Without the images, write out the whole listing exactly.

╭─ Stored rows

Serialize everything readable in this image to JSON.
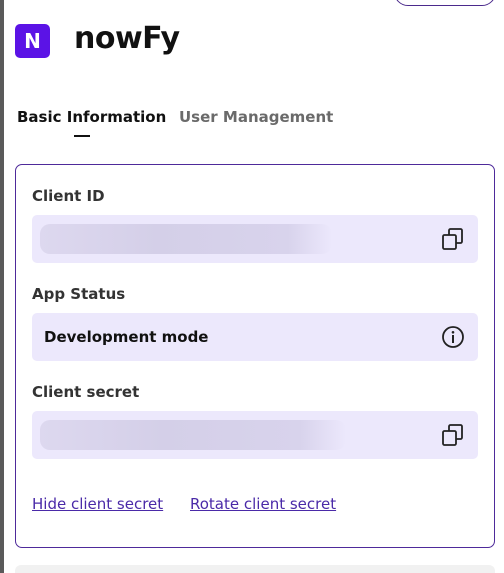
{
  "app": {
    "logo_letter": "N",
    "name": "nowFy"
  },
  "tabs": [
    {
      "label": "Basic Information",
      "active": true
    },
    {
      "label": "User Management",
      "active": false
    }
  ],
  "fields": {
    "client_id": {
      "label": "Client ID",
      "value_state": "blurred",
      "action_icon": "copy-icon"
    },
    "app_status": {
      "label": "App Status",
      "value": "Development mode",
      "action_icon": "info-icon"
    },
    "client_secret": {
      "label": "Client secret",
      "value_state": "blurred",
      "action_icon": "copy-icon"
    }
  },
  "links": {
    "hide_secret": "Hide client secret",
    "rotate_secret": "Rotate client secret"
  },
  "colors": {
    "brand": "#5b13e6",
    "card_border": "#4e2a9a",
    "field_bg": "#ece8fc",
    "link": "#4a2aa8"
  }
}
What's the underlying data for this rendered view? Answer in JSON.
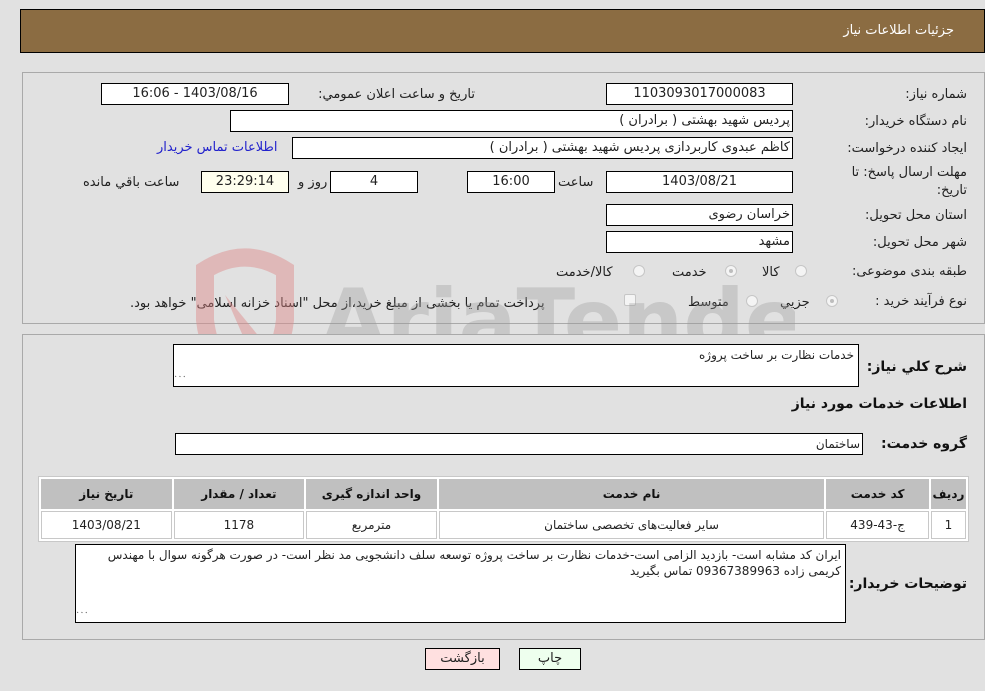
{
  "header": {
    "title": "جزئيات اطلاعات نياز"
  },
  "form": {
    "need_number": {
      "label": "شماره نياز:",
      "value": "1103093017000083"
    },
    "announce_datetime": {
      "label": "تاريخ و ساعت اعلان عمومي:",
      "value": "1403/08/16 - 16:06"
    },
    "buyer_org": {
      "label": "نام دستگاه خريدار:",
      "value": "پرديس شهيد بهشتی ( برادران )"
    },
    "requester": {
      "label": "ايجاد كننده درخواست:",
      "value": "كاظم  عبدوی  كاربردازی  پرديس شهيد بهشتی ( برادران )"
    },
    "buyer_contact_link": "اطلاعات تماس خريدار",
    "deadline": {
      "label_line1": "مهلت ارسال پاسخ: تا",
      "label_line2": "تاريخ:",
      "date": "1403/08/21",
      "time_label": "ساعت",
      "time": "16:00",
      "days": "4",
      "days_label": "روز و",
      "remaining": "23:29:14",
      "remaining_label": "ساعت باقي مانده"
    },
    "province": {
      "label": "استان محل تحويل:",
      "value": "خراسان رضوی"
    },
    "city": {
      "label": "شهر محل تحويل:",
      "value": "مشهد"
    },
    "category": {
      "label": "طبقه بندی موضوعی:",
      "options": [
        "كالا",
        "خدمت",
        "كالا/خدمت"
      ],
      "selected": "خدمت"
    },
    "purchase_type": {
      "label": "نوع فرآيند خريد :",
      "options": [
        "جزيي",
        "متوسط"
      ],
      "selected": "جزيي",
      "treasury_note": "پرداخت تمام يا بخشی از مبلغ خريد،از محل \"اسناد خزانه اسلامی\" خواهد بود."
    }
  },
  "details": {
    "summary_label": "شرح كلي نياز:",
    "summary_value": "خدمات نظارت بر ساخت پروژه",
    "services_heading": "اطلاعات خدمات مورد نياز",
    "service_group_label": "گروه خدمت:",
    "service_group_value": "ساختمان",
    "table": {
      "headers": [
        "رديف",
        "كد خدمت",
        "نام خدمت",
        "واحد اندازه گيری",
        "تعداد / مقدار",
        "تاريخ نياز"
      ],
      "rows": [
        [
          "1",
          "ج-43-439",
          "ساير فعاليت‌های تخصصی ساختمان",
          "مترمربع",
          "1178",
          "1403/08/21"
        ]
      ]
    },
    "buyer_notes_label": "توضيحات خريدار:",
    "buyer_notes_value": "ايران كد مشابه است- بازديد الزامی است-خدمات نظارت بر ساخت پروژه توسعه سلف دانشجويی مد نظر است- در صورت هرگونه سوال با مهندس كريمی  زاده 09367389963 تماس بگيريد"
  },
  "buttons": {
    "print": "چاپ",
    "back": "بازگشت"
  },
  "watermark": {
    "text": "AriaTender.neT"
  },
  "colors": {
    "header_bg": "#8b6c42",
    "back_button_bg": "#ffe0e0",
    "print_button_bg": "#eeffee",
    "link": "#2222cc"
  }
}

╰─

Solution ▸
Serialize everything readable in this image to JSON.
{
  "app": {
    "logo_letter": "N",
    "name": "nowFy"
  },
  "tabs": [
    {
      "label": "Basic Information",
      "active": true
    },
    {
      "label": "User Management",
      "active": false
    }
  ],
  "fields": {
    "client_id": {
      "label": "Client ID",
      "value_state": "blurred",
      "action_icon": "copy-icon"
    },
    "app_status": {
      "label": "App Status",
      "value": "Development mode",
      "action_icon": "info-icon"
    },
    "client_secret": {
      "label": "Client secret",
      "value_state": "blurred",
      "action_icon": "copy-icon"
    }
  },
  "links": {
    "hide_secret": "Hide client secret",
    "rotate_secret": "Rotate client secret"
  },
  "colors": {
    "brand": "#5b13e6",
    "card_border": "#4e2a9a",
    "field_bg": "#ece8fc",
    "link": "#4a2aa8"
  }
}
What's the underlying data for this rendered view? Answer in JSON.
{
  "header": {
    "title": "جزئيات اطلاعات نياز"
  },
  "form": {
    "need_number": {
      "label": "شماره نياز:",
      "value": "1103093017000083"
    },
    "announce_datetime": {
      "label": "تاريخ و ساعت اعلان عمومي:",
      "value": "1403/08/16 - 16:06"
    },
    "buyer_org": {
      "label": "نام دستگاه خريدار:",
      "value": "پرديس شهيد بهشتی ( برادران )"
    },
    "requester": {
      "label": "ايجاد كننده درخواست:",
      "value": "كاظم  عبدوی  كاربردازی  پرديس شهيد بهشتی ( برادران )"
    },
    "buyer_contact_link": "اطلاعات تماس خريدار",
    "deadline": {
      "label_line1": "مهلت ارسال پاسخ: تا",
      "label_line2": "تاريخ:",
      "date": "1403/08/21",
      "time_label": "ساعت",
      "time": "16:00",
      "days": "4",
      "days_label": "روز و",
      "remaining": "23:29:14",
      "remaining_label": "ساعت باقي مانده"
    },
    "province": {
      "label": "استان محل تحويل:",
      "value": "خراسان رضوی"
    },
    "city": {
      "label": "شهر محل تحويل:",
      "value": "مشهد"
    },
    "category": {
      "label": "طبقه بندی موضوعی:",
      "options": [
        "كالا",
        "خدمت",
        "كالا/خدمت"
      ],
      "selected": "خدمت"
    },
    "purchase_type": {
      "label": "نوع فرآيند خريد :",
      "options": [
        "جزيي",
        "متوسط"
      ],
      "selected": "جزيي",
      "treasury_note": "پرداخت تمام يا بخشی از مبلغ خريد،از محل \"اسناد خزانه اسلامی\" خواهد بود."
    }
  },
  "details": {
    "summary_label": "شرح كلي نياز:",
    "summary_value": "خدمات نظارت بر ساخت پروژه",
    "services_heading": "اطلاعات خدمات مورد نياز",
    "service_group_label": "گروه خدمت:",
    "service_group_value": "ساختمان",
    "table": {
      "headers": [
        "رديف",
        "كد خدمت",
        "نام خدمت",
        "واحد اندازه گيری",
        "تعداد / مقدار",
        "تاريخ نياز"
      ],
      "rows": [
        [
          "1",
          "ج-43-439",
          "ساير فعاليت‌های تخصصی ساختمان",
          "مترمربع",
          "1178",
          "1403/08/21"
        ]
      ]
    },
    "buyer_notes_label": "توضيحات خريدار:",
    "buyer_notes_value": "ايران كد مشابه است- بازديد الزامی است-خدمات نظارت بر ساخت پروژه توسعه سلف دانشجويی مد نظر است- در صورت هرگونه سوال با مهندس كريمی  زاده 09367389963 تماس بگيريد"
  },
  "buttons": {
    "print": "چاپ",
    "back": "بازگشت"
  },
  "watermark": {
    "text": "AriaTender.neT"
  },
  "colors": {
    "header_bg": "#8b6c42",
    "back_button_bg": "#ffe0e0",
    "print_button_bg": "#eeffee",
    "link": "#2222cc"
  }
}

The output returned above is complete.